* _WHAT TO PRODUCE_: Find the lines that hold the word "学习十九大精神" and return them.

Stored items
==============================

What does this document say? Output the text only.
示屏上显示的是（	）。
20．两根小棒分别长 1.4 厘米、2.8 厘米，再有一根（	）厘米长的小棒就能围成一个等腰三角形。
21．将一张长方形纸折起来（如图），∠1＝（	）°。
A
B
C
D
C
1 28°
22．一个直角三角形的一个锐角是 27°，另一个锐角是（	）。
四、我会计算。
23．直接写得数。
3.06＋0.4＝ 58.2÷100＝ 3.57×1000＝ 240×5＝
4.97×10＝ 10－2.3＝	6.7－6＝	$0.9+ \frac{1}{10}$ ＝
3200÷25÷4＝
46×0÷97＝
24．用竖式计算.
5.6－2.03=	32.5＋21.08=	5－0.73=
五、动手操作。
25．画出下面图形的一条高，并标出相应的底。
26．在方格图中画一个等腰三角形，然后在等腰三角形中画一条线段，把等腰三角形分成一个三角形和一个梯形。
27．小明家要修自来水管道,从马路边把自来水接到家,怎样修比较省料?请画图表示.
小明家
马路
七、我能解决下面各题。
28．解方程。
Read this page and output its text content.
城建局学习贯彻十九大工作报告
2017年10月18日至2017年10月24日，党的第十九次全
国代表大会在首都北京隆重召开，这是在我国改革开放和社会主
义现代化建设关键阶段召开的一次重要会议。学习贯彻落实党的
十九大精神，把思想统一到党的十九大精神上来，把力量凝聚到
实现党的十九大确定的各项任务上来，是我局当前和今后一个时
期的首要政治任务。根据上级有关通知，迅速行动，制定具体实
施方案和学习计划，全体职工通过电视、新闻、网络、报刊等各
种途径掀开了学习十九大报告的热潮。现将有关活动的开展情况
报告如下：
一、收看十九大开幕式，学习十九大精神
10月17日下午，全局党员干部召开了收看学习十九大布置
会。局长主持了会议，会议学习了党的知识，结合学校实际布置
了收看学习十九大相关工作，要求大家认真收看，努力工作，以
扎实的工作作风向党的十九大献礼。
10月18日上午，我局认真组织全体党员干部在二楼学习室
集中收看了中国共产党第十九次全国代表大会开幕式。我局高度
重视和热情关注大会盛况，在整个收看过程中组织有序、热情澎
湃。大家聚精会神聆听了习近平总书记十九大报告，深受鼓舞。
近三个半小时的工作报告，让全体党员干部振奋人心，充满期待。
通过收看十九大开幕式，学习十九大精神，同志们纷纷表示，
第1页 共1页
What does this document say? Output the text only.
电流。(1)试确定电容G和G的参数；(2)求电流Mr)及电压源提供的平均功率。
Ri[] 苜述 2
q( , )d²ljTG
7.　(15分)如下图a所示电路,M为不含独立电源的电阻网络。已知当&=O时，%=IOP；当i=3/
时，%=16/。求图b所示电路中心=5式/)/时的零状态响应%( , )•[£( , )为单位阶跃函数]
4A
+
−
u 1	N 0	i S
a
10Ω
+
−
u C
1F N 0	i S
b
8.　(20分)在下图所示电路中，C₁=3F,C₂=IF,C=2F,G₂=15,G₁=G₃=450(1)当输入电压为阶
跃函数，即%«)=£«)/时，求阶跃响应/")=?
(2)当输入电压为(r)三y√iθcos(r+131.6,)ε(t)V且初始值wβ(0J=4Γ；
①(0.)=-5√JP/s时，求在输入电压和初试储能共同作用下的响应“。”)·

==============================

* _ANSWER BELOW_:
一、收看十九大开幕式，学习十九大精神
通过收看十九大开幕式，学习十九大精神，同志们纷纷表示，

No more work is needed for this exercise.